PROVIDED INFORMATION =>
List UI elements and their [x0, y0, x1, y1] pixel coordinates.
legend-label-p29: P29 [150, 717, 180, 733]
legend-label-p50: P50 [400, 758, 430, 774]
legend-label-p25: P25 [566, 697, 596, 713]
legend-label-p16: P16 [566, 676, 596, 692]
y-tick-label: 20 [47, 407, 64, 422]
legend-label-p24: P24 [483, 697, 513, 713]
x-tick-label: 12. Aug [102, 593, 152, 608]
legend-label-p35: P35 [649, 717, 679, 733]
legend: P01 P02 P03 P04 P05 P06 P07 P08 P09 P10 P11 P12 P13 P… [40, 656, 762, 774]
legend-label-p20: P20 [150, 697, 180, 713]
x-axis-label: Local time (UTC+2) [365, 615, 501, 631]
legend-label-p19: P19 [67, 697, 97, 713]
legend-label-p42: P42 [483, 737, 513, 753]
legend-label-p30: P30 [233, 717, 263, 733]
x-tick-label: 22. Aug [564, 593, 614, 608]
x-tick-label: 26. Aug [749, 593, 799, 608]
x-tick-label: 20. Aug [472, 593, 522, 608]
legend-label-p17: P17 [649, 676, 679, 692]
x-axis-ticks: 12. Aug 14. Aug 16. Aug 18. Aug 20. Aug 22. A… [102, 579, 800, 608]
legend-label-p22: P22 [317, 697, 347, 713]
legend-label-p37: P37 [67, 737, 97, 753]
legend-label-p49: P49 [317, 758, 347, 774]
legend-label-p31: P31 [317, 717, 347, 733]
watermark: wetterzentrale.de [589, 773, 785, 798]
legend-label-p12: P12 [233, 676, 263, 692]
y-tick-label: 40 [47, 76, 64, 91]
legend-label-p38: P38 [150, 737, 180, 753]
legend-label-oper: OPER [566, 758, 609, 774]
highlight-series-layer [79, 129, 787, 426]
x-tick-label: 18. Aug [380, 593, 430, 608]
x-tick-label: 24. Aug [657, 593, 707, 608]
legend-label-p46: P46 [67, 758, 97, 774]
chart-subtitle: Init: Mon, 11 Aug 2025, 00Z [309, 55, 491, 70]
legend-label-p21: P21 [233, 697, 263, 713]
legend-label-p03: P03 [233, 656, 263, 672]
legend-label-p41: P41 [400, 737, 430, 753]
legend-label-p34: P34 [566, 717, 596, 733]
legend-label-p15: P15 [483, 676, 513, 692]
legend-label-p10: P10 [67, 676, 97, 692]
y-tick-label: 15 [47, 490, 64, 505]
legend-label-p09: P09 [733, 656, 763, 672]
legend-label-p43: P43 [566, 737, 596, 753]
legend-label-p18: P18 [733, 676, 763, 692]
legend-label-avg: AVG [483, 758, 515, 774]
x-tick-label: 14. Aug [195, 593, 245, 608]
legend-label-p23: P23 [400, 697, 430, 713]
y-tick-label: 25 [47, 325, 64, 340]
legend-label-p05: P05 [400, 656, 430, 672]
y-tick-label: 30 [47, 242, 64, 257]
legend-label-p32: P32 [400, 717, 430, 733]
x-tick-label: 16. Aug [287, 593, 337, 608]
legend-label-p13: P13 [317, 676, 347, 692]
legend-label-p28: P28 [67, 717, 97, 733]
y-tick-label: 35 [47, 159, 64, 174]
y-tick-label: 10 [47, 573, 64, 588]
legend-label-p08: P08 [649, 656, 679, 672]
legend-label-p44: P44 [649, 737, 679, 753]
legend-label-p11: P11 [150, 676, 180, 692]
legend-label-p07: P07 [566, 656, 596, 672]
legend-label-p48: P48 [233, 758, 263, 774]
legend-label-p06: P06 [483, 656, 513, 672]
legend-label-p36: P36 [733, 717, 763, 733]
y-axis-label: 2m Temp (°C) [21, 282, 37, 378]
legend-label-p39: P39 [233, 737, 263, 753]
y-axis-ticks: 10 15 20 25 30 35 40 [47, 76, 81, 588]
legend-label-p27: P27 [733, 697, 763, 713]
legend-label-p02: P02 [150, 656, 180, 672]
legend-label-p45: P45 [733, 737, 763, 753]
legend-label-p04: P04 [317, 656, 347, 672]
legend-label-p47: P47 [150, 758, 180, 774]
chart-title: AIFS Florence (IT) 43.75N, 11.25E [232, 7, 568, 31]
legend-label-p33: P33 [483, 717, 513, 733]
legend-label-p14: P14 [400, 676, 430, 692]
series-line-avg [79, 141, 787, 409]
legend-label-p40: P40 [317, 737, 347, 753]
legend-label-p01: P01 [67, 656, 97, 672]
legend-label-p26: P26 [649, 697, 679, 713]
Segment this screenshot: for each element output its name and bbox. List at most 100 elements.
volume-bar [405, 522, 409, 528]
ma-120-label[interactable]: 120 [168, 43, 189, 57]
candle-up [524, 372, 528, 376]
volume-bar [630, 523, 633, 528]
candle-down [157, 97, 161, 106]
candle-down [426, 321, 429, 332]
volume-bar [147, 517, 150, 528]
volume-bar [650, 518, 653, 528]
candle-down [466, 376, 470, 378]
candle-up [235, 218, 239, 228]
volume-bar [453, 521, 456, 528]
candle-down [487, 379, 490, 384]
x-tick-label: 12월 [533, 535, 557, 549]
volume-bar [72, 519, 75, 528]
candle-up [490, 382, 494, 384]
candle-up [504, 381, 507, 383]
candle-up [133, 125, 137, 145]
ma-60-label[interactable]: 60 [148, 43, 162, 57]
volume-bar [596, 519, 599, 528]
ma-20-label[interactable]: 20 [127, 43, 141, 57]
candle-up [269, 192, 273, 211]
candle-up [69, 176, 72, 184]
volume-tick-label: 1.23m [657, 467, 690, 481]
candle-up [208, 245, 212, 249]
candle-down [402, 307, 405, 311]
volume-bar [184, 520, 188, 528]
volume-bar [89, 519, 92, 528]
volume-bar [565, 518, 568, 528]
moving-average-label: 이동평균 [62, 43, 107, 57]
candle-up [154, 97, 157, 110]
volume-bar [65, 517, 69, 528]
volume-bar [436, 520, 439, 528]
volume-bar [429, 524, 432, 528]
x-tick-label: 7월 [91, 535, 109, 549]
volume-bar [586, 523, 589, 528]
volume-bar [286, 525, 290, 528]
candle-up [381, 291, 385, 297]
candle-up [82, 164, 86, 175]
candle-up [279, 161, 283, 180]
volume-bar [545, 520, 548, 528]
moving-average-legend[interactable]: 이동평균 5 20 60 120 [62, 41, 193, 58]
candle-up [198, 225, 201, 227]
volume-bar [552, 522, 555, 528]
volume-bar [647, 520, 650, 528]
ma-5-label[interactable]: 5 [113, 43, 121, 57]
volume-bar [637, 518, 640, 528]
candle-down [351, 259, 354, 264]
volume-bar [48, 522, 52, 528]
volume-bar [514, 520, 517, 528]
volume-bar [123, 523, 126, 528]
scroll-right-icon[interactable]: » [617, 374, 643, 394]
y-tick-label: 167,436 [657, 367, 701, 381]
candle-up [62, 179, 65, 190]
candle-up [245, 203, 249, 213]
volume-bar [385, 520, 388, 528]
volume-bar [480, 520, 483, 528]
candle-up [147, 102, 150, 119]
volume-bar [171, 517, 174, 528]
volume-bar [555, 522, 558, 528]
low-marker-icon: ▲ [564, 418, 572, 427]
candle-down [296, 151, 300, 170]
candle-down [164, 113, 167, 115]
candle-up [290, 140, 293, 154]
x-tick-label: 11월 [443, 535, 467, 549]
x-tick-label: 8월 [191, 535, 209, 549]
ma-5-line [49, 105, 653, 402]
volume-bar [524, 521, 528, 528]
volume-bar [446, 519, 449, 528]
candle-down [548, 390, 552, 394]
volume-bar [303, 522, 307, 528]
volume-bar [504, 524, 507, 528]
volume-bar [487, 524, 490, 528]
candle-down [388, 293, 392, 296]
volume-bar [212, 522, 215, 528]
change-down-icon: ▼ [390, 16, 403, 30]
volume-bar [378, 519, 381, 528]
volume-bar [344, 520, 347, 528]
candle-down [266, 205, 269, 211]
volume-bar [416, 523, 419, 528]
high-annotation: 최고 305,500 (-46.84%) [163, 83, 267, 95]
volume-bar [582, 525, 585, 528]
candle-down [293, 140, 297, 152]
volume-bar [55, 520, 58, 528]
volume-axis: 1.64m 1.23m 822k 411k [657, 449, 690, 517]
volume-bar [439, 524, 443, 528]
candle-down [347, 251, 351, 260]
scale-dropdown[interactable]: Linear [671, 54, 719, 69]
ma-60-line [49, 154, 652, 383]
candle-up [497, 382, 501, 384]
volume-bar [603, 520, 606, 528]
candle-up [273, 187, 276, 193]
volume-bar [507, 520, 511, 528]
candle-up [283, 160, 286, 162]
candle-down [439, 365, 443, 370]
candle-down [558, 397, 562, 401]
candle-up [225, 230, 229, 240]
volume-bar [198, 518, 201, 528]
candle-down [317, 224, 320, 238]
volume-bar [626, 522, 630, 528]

GIVEN INSTRUCTION => Reproduce the rows from the first one through the line containing "legend-label-p30: P30 [233, 717, 263, 733]", both included, without changing anything.

EXERCISE ANSWER =>
List UI elements and their [x0, y0, x1, y1] pixel coordinates.
legend-label-p29: P29 [150, 717, 180, 733]
legend-label-p50: P50 [400, 758, 430, 774]
legend-label-p25: P25 [566, 697, 596, 713]
legend-label-p16: P16 [566, 676, 596, 692]
y-tick-label: 20 [47, 407, 64, 422]
legend-label-p24: P24 [483, 697, 513, 713]
x-tick-label: 12. Aug [102, 593, 152, 608]
legend-label-p35: P35 [649, 717, 679, 733]
legend: P01 P02 P03 P04 P05 P06 P07 P08 P09 P10 P11 P12 P13 P… [40, 656, 762, 774]
legend-label-p20: P20 [150, 697, 180, 713]
x-axis-label: Local time (UTC+2) [365, 615, 501, 631]
legend-label-p19: P19 [67, 697, 97, 713]
legend-label-p42: P42 [483, 737, 513, 753]
legend-label-p30: P30 [233, 717, 263, 733]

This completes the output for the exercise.